(Figure dataset records)
++++++
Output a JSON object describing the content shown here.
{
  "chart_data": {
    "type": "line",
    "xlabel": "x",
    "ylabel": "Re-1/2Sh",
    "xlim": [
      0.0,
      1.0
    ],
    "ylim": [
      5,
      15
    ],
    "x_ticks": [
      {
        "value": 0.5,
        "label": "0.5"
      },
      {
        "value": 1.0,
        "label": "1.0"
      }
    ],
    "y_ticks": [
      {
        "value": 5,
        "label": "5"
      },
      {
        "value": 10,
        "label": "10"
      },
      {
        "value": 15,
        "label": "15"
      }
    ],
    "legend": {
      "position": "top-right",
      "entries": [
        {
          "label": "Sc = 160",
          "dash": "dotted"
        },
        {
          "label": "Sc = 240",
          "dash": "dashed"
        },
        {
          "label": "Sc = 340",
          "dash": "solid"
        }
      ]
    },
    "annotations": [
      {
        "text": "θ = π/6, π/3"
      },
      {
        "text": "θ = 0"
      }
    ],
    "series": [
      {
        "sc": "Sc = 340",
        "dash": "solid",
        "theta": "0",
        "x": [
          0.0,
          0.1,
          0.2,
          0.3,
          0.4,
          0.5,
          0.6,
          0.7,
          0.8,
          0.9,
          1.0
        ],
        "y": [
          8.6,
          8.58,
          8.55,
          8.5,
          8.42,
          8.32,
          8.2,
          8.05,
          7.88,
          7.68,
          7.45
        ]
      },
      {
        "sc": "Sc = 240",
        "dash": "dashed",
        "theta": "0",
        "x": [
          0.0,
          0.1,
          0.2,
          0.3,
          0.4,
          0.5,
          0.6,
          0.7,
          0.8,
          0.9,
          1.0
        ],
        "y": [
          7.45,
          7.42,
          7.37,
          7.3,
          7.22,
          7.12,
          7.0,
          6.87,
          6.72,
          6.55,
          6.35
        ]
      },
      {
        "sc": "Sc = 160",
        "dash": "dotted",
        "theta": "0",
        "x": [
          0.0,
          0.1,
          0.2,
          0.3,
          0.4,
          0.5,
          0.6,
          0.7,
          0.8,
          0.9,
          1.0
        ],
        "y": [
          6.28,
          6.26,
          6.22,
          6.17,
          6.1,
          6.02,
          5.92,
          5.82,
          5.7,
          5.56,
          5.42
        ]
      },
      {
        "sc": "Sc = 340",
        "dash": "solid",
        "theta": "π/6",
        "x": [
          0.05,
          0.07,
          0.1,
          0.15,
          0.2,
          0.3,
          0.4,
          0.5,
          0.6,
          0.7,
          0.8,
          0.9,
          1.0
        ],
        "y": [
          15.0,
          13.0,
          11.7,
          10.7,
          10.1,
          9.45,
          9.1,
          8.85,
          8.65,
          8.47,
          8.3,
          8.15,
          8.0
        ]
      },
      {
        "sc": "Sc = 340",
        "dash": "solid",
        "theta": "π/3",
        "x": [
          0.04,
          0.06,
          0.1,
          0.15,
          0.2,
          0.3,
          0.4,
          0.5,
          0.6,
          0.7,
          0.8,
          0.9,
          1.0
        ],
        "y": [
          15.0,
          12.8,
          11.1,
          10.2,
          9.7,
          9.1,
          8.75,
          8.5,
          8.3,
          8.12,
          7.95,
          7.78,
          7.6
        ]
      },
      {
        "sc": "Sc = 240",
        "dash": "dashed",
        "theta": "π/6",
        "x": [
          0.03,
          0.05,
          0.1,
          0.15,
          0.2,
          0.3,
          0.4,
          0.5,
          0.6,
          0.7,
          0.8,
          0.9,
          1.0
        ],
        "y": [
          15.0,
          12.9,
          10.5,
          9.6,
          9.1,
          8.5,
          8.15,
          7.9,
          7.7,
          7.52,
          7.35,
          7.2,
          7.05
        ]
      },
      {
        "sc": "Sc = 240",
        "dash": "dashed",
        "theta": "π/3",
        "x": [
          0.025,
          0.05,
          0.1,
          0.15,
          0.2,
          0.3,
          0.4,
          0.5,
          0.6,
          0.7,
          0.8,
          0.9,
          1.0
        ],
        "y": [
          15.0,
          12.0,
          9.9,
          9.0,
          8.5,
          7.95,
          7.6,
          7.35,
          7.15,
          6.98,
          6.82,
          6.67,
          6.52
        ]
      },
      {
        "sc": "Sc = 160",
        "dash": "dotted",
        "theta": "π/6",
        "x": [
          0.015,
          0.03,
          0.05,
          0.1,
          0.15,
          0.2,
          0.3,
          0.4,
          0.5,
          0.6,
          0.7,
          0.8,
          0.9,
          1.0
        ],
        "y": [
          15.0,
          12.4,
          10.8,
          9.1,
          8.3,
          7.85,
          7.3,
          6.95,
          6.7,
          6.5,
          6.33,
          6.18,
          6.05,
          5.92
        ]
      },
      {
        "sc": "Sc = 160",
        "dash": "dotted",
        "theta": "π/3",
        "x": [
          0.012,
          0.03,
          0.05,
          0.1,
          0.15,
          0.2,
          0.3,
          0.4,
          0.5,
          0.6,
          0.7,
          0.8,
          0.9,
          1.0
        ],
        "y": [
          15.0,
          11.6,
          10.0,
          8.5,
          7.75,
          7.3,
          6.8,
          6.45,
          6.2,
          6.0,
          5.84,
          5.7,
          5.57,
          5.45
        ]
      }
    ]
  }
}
++++++
All records above must be set down exactly, please.

• SOLUTION
Output a JSON object describing the content shown here.
{
  "chart_data": {
    "type": "line",
    "xlabel": "x",
    "ylabel": "Re-1/2Sh",
    "xlim": [
      0.0,
      1.0
    ],
    "ylim": [
      5,
      15
    ],
    "x_ticks": [
      {
        "value": 0.5,
        "label": "0.5"
      },
      {
        "value": 1.0,
        "label": "1.0"
      }
    ],
    "y_ticks": [
      {
        "value": 5,
        "label": "5"
      },
      {
        "value": 10,
        "label": "10"
      },
      {
        "value": 15,
        "label": "15"
      }
    ],
    "legend": {
      "position": "top-right",
      "entries": [
        {
          "label": "Sc = 160",
          "dash": "dotted"
        },
        {
          "label": "Sc = 240",
          "dash": "dashed"
        },
        {
          "label": "Sc = 340",
          "dash": "solid"
        }
      ]
    },
    "annotations": [
      {
        "text": "θ = π/6, π/3"
      },
      {
        "text": "θ = 0"
      }
    ],
    "series": [
      {
        "sc": "Sc = 340",
        "dash": "solid",
        "theta": "0",
        "x": [
          0.0,
          0.1,
          0.2,
          0.3,
          0.4,
          0.5,
          0.6,
          0.7,
          0.8,
          0.9,
          1.0
        ],
        "y": [
          8.6,
          8.58,
          8.55,
          8.5,
          8.42,
          8.32,
          8.2,
          8.05,
          7.88,
          7.68,
          7.45
        ]
      },
      {
        "sc": "Sc = 240",
        "dash": "dashed",
        "theta": "0",
        "x": [
          0.0,
          0.1,
          0.2,
          0.3,
          0.4,
          0.5,
          0.6,
          0.7,
          0.8,
          0.9,
          1.0
        ],
        "y": [
          7.45,
          7.42,
          7.37,
          7.3,
          7.22,
          7.12,
          7.0,
          6.87,
          6.72,
          6.55,
          6.35
        ]
      },
      {
        "sc": "Sc = 160",
        "dash": "dotted",
        "theta": "0",
        "x": [
          0.0,
          0.1,
          0.2,
          0.3,
          0.4,
          0.5,
          0.6,
          0.7,
          0.8,
          0.9,
          1.0
        ],
        "y": [
          6.28,
          6.26,
          6.22,
          6.17,
          6.1,
          6.02,
          5.92,
          5.82,
          5.7,
          5.56,
          5.42
        ]
      },
      {
        "sc": "Sc = 340",
        "dash": "solid",
        "theta": "π/6",
        "x": [
          0.05,
          0.07,
          0.1,
          0.15,
          0.2,
          0.3,
          0.4,
          0.5,
          0.6,
          0.7,
          0.8,
          0.9,
          1.0
        ],
        "y": [
          15.0,
          13.0,
          11.7,
          10.7,
          10.1,
          9.45,
          9.1,
          8.85,
          8.65,
          8.47,
          8.3,
          8.15,
          8.0
        ]
      },
      {
        "sc": "Sc = 340",
        "dash": "solid",
        "theta": "π/3",
        "x": [
          0.04,
          0.06,
          0.1,
          0.15,
          0.2,
          0.3,
          0.4,
          0.5,
          0.6,
          0.7,
          0.8,
          0.9,
          1.0
        ],
        "y": [
          15.0,
          12.8,
          11.1,
          10.2,
          9.7,
          9.1,
          8.75,
          8.5,
          8.3,
          8.12,
          7.95,
          7.78,
          7.6
        ]
      },
      {
        "sc": "Sc = 240",
        "dash": "dashed",
        "theta": "π/6",
        "x": [
          0.03,
          0.05,
          0.1,
          0.15,
          0.2,
          0.3,
          0.4,
          0.5,
          0.6,
          0.7,
          0.8,
          0.9,
          1.0
        ],
        "y": [
          15.0,
          12.9,
          10.5,
          9.6,
          9.1,
          8.5,
          8.15,
          7.9,
          7.7,
          7.52,
          7.35,
          7.2,
          7.05
        ]
      },
      {
        "sc": "Sc = 240",
        "dash": "dashed",
        "theta": "π/3",
        "x": [
          0.025,
          0.05,
          0.1,
          0.15,
          0.2,
          0.3,
          0.4,
          0.5,
          0.6,
          0.7,
          0.8,
          0.9,
          1.0
        ],
        "y": [
          15.0,
          12.0,
          9.9,
          9.0,
          8.5,
          7.95,
          7.6,
          7.35,
          7.15,
          6.98,
          6.82,
          6.67,
          6.52
        ]
      },
      {
        "sc": "Sc = 160",
        "dash": "dotted",
        "theta": "π/6",
        "x": [
          0.015,
          0.03,
          0.05,
          0.1,
          0.15,
          0.2,
          0.3,
          0.4,
          0.5,
          0.6,
          0.7,
          0.8,
          0.9,
          1.0
        ],
        "y": [
          15.0,
          12.4,
          10.8,
          9.1,
          8.3,
          7.85,
          7.3,
          6.95,
          6.7,
          6.5,
          6.33,
          6.18,
          6.05,
          5.92
        ]
      },
      {
        "sc": "Sc = 160",
        "dash": "dotted",
        "theta": "π/3",
        "x": [
          0.012,
          0.03,
          0.05,
          0.1,
          0.15,
          0.2,
          0.3,
          0.4,
          0.5,
          0.6,
          0.7,
          0.8,
          0.9,
          1.0
        ],
        "y": [
          15.0,
          11.6,
          10.0,
          8.5,
          7.75,
          7.3,
          6.8,
          6.45,
          6.2,
          6.0,
          5.84,
          5.7,
          5.57,
          5.45
        ]
      }
    ]
  }
}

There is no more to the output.